YOUR INSTRUCTIONS: In the Roberts Motor passage, how much did the Farman type biplane weigh with one operator?

DOCUMENT PASSAGE:
- - -
Cover of a Roberts Catalog Harold Edwards inherited from his father. Illustrations are taken from this catalog.
216 Carpenter Road New Hartford, Connecticut, 06057
My father, as a boy, lived right next to the Mineola Air Field on Long Island, New York, and consequently spent much of his time there watching the birth of aviation, yes, and also a few crashes!
The raving testimonial in the letter that follows, from Vice President E. W. Roberts of the Roberts Motor Company in the early 1900s, shows just how far aviation has advanced in the lifespan of just one generation.
I would like to share this with the other engine collectors and restorers out there.
The text of the Roberts letter:
I have just returned from the Mineola Aviation Field where we shipped one of our 4-X motors about two weeks ago. The installation had just been completed when I arrived, in a large Farman type biplane of forty-five feet spread which we understand to be the largest aeroplane in the United States today, weighing with one operator, 1000 pounds.
The machine left the ground at the first attempt without using the full power of the engine. It also carried a passenger without difficulty. I never saw such enthusiasm over a piece of machinery in my life. I was assured by every aviator on the ground that the Roberts Motor is far ahead of anything that has ever been on the Mineola Aviation Field.
- - -
Stored dataset entries:
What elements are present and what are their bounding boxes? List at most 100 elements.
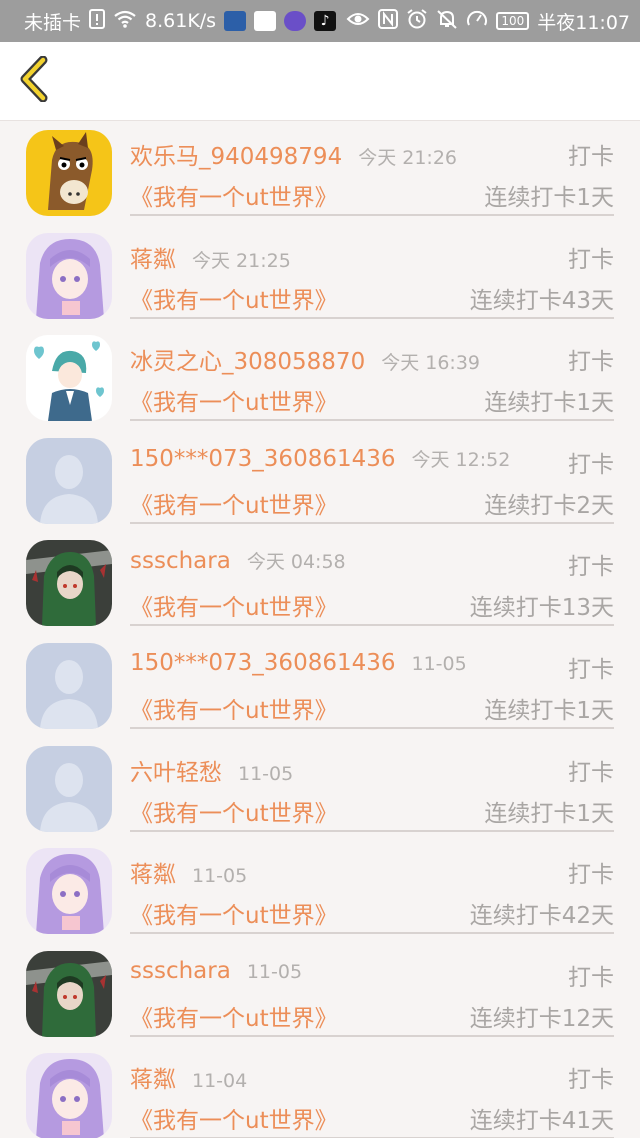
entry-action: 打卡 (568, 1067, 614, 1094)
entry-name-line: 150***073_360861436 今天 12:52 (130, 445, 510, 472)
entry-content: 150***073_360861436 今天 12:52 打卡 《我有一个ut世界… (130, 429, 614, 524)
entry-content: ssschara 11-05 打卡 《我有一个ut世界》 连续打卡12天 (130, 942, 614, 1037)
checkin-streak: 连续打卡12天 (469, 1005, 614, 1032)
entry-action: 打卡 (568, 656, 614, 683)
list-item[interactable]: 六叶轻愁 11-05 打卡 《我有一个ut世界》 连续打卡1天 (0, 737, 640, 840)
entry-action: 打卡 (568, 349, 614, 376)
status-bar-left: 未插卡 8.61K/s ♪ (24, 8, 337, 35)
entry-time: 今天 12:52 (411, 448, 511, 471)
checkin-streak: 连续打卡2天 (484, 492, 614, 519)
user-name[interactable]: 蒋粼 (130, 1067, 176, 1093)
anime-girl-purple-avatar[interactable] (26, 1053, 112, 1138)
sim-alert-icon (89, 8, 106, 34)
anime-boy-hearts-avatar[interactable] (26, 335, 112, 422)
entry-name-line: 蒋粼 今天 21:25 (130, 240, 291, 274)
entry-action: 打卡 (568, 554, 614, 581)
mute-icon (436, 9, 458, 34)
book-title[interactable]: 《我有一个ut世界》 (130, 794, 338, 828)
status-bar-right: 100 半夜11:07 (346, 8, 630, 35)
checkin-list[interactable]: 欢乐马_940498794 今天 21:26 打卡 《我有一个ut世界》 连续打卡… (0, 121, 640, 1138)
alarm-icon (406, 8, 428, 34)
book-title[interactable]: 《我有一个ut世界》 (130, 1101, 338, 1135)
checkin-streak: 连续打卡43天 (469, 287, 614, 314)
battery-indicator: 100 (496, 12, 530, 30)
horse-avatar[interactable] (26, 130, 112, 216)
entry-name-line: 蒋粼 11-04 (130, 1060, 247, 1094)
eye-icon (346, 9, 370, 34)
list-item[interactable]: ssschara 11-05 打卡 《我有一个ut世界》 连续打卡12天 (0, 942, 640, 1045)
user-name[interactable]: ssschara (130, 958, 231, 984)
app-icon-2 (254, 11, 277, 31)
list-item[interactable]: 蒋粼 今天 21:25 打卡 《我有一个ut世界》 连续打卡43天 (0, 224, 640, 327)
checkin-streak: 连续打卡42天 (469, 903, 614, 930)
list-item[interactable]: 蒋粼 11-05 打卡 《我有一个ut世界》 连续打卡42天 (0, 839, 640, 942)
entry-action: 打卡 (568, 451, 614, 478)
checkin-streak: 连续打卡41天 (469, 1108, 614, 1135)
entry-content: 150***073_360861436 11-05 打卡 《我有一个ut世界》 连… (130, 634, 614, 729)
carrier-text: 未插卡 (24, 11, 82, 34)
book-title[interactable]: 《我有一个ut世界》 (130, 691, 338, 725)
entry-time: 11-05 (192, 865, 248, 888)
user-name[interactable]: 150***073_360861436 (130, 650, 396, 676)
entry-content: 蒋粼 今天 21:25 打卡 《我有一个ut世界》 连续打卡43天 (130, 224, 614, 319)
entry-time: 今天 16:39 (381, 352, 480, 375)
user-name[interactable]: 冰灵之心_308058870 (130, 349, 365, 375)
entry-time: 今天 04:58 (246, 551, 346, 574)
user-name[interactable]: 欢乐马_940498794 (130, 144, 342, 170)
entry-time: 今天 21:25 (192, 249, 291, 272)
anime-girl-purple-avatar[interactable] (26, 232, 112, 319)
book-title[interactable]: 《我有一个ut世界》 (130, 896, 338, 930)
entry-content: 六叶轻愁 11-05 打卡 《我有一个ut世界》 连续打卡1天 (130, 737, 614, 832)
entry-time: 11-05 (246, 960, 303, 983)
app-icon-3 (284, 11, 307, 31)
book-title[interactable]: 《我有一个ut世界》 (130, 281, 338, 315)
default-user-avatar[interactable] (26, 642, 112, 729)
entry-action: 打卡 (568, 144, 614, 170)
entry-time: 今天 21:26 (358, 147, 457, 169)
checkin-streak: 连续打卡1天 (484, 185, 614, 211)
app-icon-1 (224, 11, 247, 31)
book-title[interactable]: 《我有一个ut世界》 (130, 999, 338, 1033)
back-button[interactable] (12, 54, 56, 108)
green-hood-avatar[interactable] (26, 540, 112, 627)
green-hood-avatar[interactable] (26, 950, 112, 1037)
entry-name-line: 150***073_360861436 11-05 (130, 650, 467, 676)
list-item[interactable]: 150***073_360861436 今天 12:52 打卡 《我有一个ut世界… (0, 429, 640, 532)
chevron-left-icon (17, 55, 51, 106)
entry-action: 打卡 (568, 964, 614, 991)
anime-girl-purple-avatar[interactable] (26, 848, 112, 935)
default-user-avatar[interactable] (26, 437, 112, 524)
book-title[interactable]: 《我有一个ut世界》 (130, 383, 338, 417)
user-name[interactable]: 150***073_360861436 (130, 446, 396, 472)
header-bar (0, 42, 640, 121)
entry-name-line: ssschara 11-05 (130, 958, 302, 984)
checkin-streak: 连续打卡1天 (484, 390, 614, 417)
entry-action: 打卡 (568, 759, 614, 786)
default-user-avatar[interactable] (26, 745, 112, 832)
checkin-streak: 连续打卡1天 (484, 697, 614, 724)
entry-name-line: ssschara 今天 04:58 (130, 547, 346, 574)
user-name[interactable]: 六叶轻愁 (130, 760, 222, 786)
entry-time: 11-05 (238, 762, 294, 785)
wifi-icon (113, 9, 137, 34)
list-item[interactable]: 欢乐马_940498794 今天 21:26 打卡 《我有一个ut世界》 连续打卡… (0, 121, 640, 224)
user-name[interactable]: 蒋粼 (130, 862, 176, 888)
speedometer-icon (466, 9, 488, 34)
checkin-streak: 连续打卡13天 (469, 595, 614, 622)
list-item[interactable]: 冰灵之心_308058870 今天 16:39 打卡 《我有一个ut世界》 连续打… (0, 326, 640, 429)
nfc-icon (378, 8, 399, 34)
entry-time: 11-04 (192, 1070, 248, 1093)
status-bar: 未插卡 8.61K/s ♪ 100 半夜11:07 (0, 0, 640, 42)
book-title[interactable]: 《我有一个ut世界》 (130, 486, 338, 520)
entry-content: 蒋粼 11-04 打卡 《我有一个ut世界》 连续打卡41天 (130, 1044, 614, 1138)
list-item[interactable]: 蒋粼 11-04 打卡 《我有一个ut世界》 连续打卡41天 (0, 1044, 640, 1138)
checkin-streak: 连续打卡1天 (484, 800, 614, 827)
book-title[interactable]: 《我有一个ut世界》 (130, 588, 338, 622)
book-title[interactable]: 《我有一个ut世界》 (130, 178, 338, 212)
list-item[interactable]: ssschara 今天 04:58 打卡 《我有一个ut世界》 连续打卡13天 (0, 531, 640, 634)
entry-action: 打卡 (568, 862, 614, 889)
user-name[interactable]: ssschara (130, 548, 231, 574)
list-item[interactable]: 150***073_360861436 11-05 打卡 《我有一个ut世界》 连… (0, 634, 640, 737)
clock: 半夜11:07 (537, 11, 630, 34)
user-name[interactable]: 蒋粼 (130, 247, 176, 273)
- - -
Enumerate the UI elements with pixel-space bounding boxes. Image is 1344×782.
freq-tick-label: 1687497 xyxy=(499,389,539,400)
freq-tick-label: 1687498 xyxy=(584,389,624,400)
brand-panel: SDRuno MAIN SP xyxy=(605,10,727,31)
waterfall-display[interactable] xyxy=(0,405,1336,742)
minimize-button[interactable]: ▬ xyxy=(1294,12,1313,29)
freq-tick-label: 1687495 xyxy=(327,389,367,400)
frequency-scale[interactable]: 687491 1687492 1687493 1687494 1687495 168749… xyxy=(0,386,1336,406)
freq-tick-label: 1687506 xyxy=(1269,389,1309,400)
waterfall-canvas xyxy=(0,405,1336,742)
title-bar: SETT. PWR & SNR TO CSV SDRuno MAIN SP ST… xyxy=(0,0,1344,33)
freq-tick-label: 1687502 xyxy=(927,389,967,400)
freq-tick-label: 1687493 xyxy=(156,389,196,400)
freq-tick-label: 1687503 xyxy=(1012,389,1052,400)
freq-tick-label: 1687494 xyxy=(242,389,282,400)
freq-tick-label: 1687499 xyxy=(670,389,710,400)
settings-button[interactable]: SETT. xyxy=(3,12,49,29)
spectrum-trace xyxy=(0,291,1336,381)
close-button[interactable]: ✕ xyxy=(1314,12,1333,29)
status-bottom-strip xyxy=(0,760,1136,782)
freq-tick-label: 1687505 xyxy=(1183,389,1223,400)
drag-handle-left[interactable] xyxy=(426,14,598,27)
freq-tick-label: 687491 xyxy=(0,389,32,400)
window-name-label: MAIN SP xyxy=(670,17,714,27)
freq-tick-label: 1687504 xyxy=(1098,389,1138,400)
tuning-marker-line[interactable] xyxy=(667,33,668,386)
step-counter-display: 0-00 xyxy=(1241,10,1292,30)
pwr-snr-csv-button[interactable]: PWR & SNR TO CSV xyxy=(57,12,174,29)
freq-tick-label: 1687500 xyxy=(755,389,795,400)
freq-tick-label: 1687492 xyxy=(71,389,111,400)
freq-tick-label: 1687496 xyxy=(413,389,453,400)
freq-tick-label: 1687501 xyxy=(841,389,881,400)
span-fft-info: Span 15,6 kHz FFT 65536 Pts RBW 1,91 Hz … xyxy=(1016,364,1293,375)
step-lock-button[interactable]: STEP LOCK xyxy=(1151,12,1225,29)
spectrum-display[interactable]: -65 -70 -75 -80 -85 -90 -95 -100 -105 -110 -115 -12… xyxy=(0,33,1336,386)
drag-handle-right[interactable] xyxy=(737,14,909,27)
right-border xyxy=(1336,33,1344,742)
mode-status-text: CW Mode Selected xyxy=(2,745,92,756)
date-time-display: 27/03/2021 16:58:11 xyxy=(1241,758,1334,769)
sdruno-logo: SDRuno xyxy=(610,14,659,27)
- - -
OUTPUT FOR THIS TASK: It weighed 1000 pounds.